Revise the lines below so that each instance of "on YouTube" becomes "on Vimeo", with everything else unchanged and the pictures omitted.

——————

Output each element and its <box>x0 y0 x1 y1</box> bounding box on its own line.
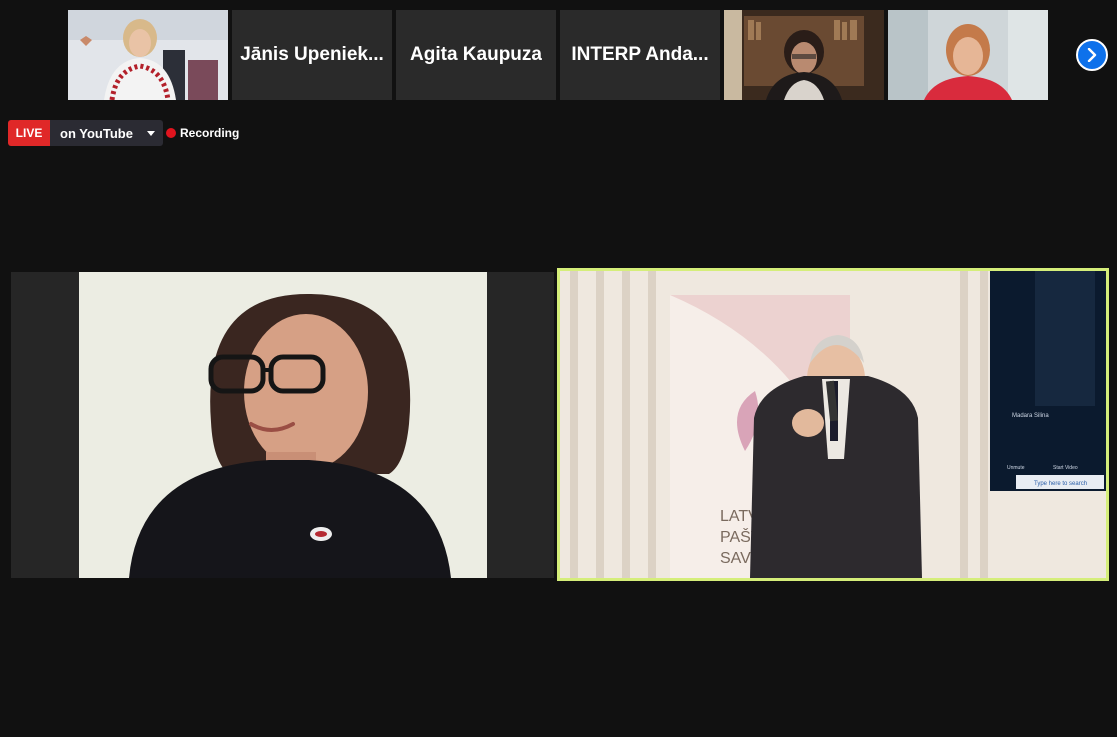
participant-video-woman-glasses <box>79 272 487 578</box>
screen-name-text: Madara Silina <box>1012 413 1049 419</box>
recording-dot-icon <box>166 128 176 138</box>
video-tile-left[interactable] <box>11 272 554 578</box>
next-page-button[interactable] <box>1076 39 1108 71</box>
chevron-right-icon <box>1087 48 1097 62</box>
participant-thumbnail-6[interactable] <box>888 10 1048 100</box>
participant-thumbnail-5[interactable] <box>724 10 884 100</box>
recording-label: Recording <box>180 126 240 140</box>
livestream-indicator[interactable]: LIVE on YouTube <box>8 120 163 146</box>
screen-search-text: Type here to search <box>1034 481 1087 487</box>
participant-video-woman-red-top <box>888 10 1048 100</box>
participant-thumbnail-2[interactable]: Jānis Upeniek... <box>232 10 392 100</box>
participant-thumbnail-3[interactable]: Agita Kaupuza <box>396 10 556 100</box>
participant-thumbnail-1[interactable] <box>68 10 228 100</box>
livestream-platform-label: on YouTube <box>60 125 133 141</box>
screen-start-video-text: Start Video <box>1053 465 1078 471</box>
participant-name: INTERP Anda... <box>571 44 709 65</box>
livestream-platform-dropdown[interactable]: on YouTube <box>50 120 163 146</box>
participant-name: Agita Kaupuza <box>410 44 542 65</box>
video-tile-active-speaker[interactable]: LATVIJAS PAŠVAL SAVIEN Madara Silina Unm… <box>557 268 1109 581</box>
participant-video-woman-office <box>68 10 228 100</box>
participant-video-woman-bookshelf <box>724 10 884 100</box>
participant-video-speaker-podium: LATVIJAS PAŠVAL SAVIEN Madara Silina Unm… <box>560 271 1106 578</box>
participant-name: Jānis Upeniek... <box>240 44 384 65</box>
live-badge: LIVE <box>8 120 50 146</box>
participant-thumbnail-4[interactable]: INTERP Anda... <box>560 10 720 100</box>
recording-indicator: Recording <box>166 126 239 140</box>
caret-down-icon <box>146 130 155 136</box>
screen-unmute-text: Unmute <box>1007 465 1025 471</box>
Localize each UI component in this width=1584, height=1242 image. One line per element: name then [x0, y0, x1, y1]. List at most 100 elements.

——————

* **SOLUTION TO THE PROBLEM**
Output each element and its <box>x0 y0 x1 y1</box> bounding box on its own line.
participant-video-woman-glasses <box>79 272 487 578</box>
screen-name-text: Madara Silina <box>1012 413 1049 419</box>
recording-dot-icon <box>166 128 176 138</box>
video-tile-left[interactable] <box>11 272 554 578</box>
next-page-button[interactable] <box>1076 39 1108 71</box>
chevron-right-icon <box>1087 48 1097 62</box>
participant-thumbnail-6[interactable] <box>888 10 1048 100</box>
participant-thumbnail-5[interactable] <box>724 10 884 100</box>
recording-label: Recording <box>180 126 240 140</box>
livestream-indicator[interactable]: LIVE on Vimeo <box>8 120 163 146</box>
screen-search-text: Type here to search <box>1034 481 1087 487</box>
participant-video-woman-red-top <box>888 10 1048 100</box>
participant-thumbnail-2[interactable]: Jānis Upeniek... <box>232 10 392 100</box>
participant-thumbnail-3[interactable]: Agita Kaupuza <box>396 10 556 100</box>
participant-thumbnail-1[interactable] <box>68 10 228 100</box>
livestream-platform-label: on Vimeo <box>60 125 133 141</box>
screen-start-video-text: Start Video <box>1053 465 1078 471</box>
participant-name: INTERP Anda... <box>571 44 709 65</box>
livestream-platform-dropdown[interactable]: on Vimeo <box>50 120 163 146</box>
participant-name: Agita Kaupuza <box>410 44 542 65</box>
video-tile-active-speaker[interactable]: LATVIJAS PAŠVAL SAVIEN Madara Silina Unm… <box>557 268 1109 581</box>
participant-video-woman-office <box>68 10 228 100</box>
participant-video-woman-bookshelf <box>724 10 884 100</box>
participant-video-speaker-podium: LATVIJAS PAŠVAL SAVIEN Madara Silina Unm… <box>560 271 1106 578</box>
participant-name: Jānis Upeniek... <box>240 44 384 65</box>
live-badge: LIVE <box>8 120 50 146</box>
participant-thumbnail-4[interactable]: INTERP Anda... <box>560 10 720 100</box>
recording-indicator: Recording <box>166 126 239 140</box>
caret-down-icon <box>146 130 155 136</box>
screen-unmute-text: Unmute <box>1007 465 1025 471</box>
Localize each UI component in this width=1584, height=1242 image. One line per element: name then [x0, y0, x1, y1]. List at most 100 elements.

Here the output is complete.